--- START OF Data entries ---

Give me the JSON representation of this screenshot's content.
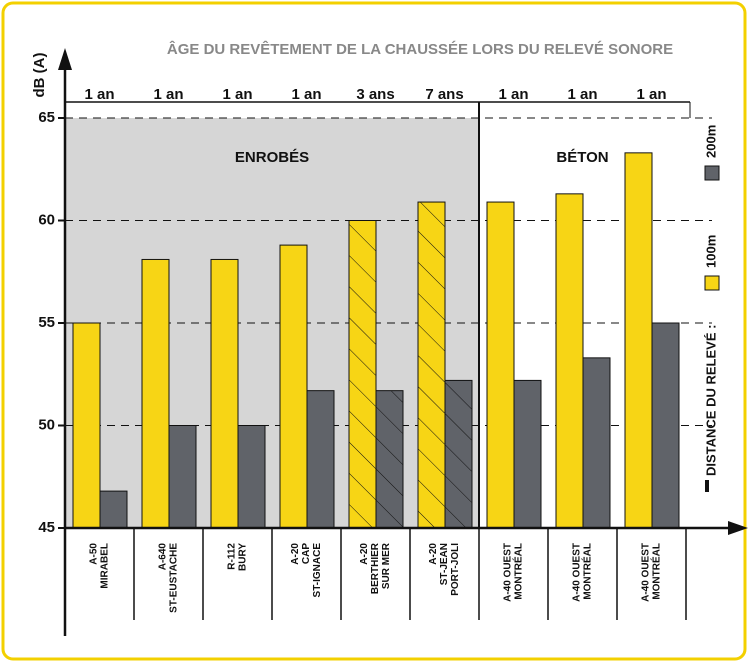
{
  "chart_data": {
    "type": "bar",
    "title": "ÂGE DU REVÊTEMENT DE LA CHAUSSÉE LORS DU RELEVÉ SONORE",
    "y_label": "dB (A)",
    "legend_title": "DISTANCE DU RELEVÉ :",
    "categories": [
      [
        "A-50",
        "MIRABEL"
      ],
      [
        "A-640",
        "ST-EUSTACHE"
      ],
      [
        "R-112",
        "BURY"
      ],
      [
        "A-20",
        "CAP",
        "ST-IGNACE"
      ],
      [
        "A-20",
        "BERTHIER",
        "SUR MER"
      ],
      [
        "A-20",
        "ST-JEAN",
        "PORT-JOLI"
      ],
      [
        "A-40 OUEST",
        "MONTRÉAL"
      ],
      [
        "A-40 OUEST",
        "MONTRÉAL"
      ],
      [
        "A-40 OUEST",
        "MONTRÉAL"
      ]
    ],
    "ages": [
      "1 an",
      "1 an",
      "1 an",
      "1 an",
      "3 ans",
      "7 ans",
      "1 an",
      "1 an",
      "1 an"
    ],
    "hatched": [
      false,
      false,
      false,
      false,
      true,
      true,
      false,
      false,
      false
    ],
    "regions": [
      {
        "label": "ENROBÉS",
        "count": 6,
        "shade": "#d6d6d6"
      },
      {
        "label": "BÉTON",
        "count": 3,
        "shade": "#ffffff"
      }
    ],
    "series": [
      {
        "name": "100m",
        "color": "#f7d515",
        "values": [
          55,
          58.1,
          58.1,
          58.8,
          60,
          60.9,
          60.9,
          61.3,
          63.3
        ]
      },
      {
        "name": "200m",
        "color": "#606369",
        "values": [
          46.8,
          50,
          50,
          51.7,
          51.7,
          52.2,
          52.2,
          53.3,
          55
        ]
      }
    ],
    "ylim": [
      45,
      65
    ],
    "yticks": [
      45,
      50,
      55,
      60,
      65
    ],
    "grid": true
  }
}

--- END OF Data entries ---

Stated task: What is needed is an exact reproduction of the data, pictures excluded.

Result of this task:
Give me the JSON representation of this screenshot's content.
{
  "chart_data": {
    "type": "bar",
    "title": "ÂGE DU REVÊTEMENT DE LA CHAUSSÉE LORS DU RELEVÉ SONORE",
    "y_label": "dB (A)",
    "legend_title": "DISTANCE DU RELEVÉ :",
    "categories": [
      [
        "A-50",
        "MIRABEL"
      ],
      [
        "A-640",
        "ST-EUSTACHE"
      ],
      [
        "R-112",
        "BURY"
      ],
      [
        "A-20",
        "CAP",
        "ST-IGNACE"
      ],
      [
        "A-20",
        "BERTHIER",
        "SUR MER"
      ],
      [
        "A-20",
        "ST-JEAN",
        "PORT-JOLI"
      ],
      [
        "A-40 OUEST",
        "MONTRÉAL"
      ],
      [
        "A-40 OUEST",
        "MONTRÉAL"
      ],
      [
        "A-40 OUEST",
        "MONTRÉAL"
      ]
    ],
    "ages": [
      "1 an",
      "1 an",
      "1 an",
      "1 an",
      "3 ans",
      "7 ans",
      "1 an",
      "1 an",
      "1 an"
    ],
    "hatched": [
      false,
      false,
      false,
      false,
      true,
      true,
      false,
      false,
      false
    ],
    "regions": [
      {
        "label": "ENROBÉS",
        "count": 6,
        "shade": "#d6d6d6"
      },
      {
        "label": "BÉTON",
        "count": 3,
        "shade": "#ffffff"
      }
    ],
    "series": [
      {
        "name": "100m",
        "color": "#f7d515",
        "values": [
          55,
          58.1,
          58.1,
          58.8,
          60,
          60.9,
          60.9,
          61.3,
          63.3
        ]
      },
      {
        "name": "200m",
        "color": "#606369",
        "values": [
          46.8,
          50,
          50,
          51.7,
          51.7,
          52.2,
          52.2,
          53.3,
          55
        ]
      }
    ],
    "ylim": [
      45,
      65
    ],
    "yticks": [
      45,
      50,
      55,
      60,
      65
    ],
    "grid": true
  }
}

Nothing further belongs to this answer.